*Supplied data*:

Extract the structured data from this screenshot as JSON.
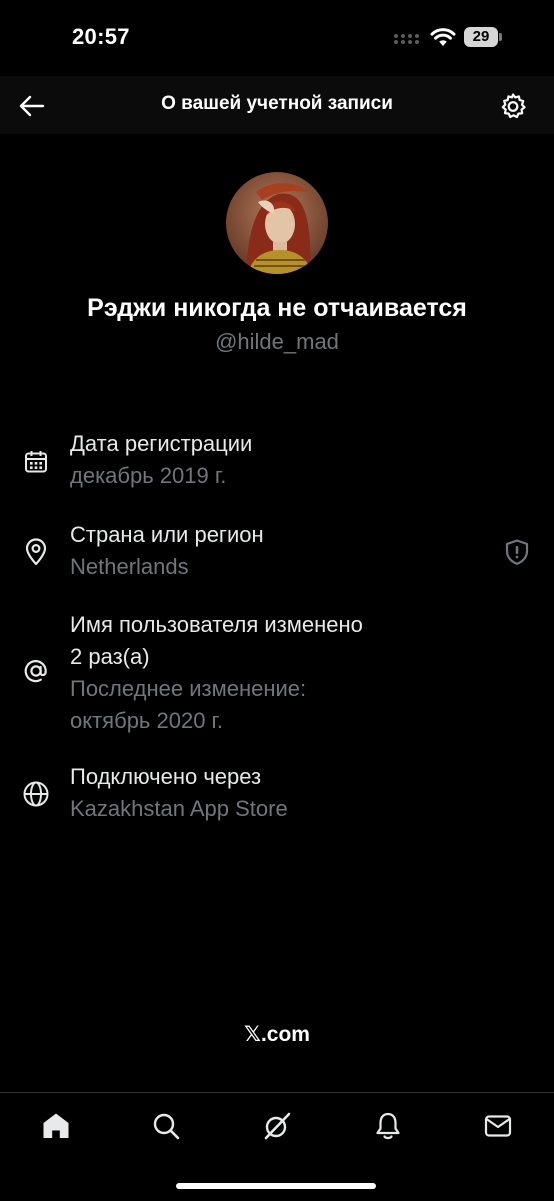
{
  "status_bar": {
    "time": "20:57",
    "battery": "29"
  },
  "header": {
    "title": "О вашей учетной записи",
    "back_icon": "arrow-left-icon",
    "settings_icon": "gear-icon"
  },
  "profile": {
    "display_name": "Рэджи никогда не отчаивается",
    "handle": "@hilde_mad"
  },
  "info_items": [
    {
      "icon": "calendar-icon",
      "title": "Дата регистрации",
      "subtitle": "декабрь 2019 г."
    },
    {
      "icon": "location-pin-icon",
      "title": "Страна или регион",
      "subtitle": "Netherlands",
      "action_icon": "shield-alert-icon"
    },
    {
      "icon": "at-sign-icon",
      "title_line1": "Имя пользователя изменено",
      "title_line2": "2 раз(а)",
      "subtitle_line1": "Последнее изменение:",
      "subtitle_line2": "октябрь 2020 г."
    },
    {
      "icon": "globe-icon",
      "title": "Подключено через",
      "subtitle": "Kazakhstan App Store"
    }
  ],
  "footer": {
    "brand": "𝕏.com"
  },
  "tab_bar": {
    "items": [
      "home-icon",
      "search-icon",
      "grok-icon",
      "bell-icon",
      "mail-icon"
    ]
  },
  "colors": {
    "background": "#000000",
    "primary_text": "#e7e9ea",
    "secondary_text": "#71767b",
    "header_bg": "#0b0b0b"
  }
}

*Instruction*: Print each entry shown above with exact wording and no pictures.

*Task response*:
Extract the structured data from this screenshot as JSON.
{
  "status_bar": {
    "time": "20:57",
    "battery": "29"
  },
  "header": {
    "title": "О вашей учетной записи",
    "back_icon": "arrow-left-icon",
    "settings_icon": "gear-icon"
  },
  "profile": {
    "display_name": "Рэджи никогда не отчаивается",
    "handle": "@hilde_mad"
  },
  "info_items": [
    {
      "icon": "calendar-icon",
      "title": "Дата регистрации",
      "subtitle": "декабрь 2019 г."
    },
    {
      "icon": "location-pin-icon",
      "title": "Страна или регион",
      "subtitle": "Netherlands",
      "action_icon": "shield-alert-icon"
    },
    {
      "icon": "at-sign-icon",
      "title_line1": "Имя пользователя изменено",
      "title_line2": "2 раз(а)",
      "subtitle_line1": "Последнее изменение:",
      "subtitle_line2": "октябрь 2020 г."
    },
    {
      "icon": "globe-icon",
      "title": "Подключено через",
      "subtitle": "Kazakhstan App Store"
    }
  ],
  "footer": {
    "brand": "𝕏.com"
  },
  "tab_bar": {
    "items": [
      "home-icon",
      "search-icon",
      "grok-icon",
      "bell-icon",
      "mail-icon"
    ]
  },
  "colors": {
    "background": "#000000",
    "primary_text": "#e7e9ea",
    "secondary_text": "#71767b",
    "header_bg": "#0b0b0b"
  }
}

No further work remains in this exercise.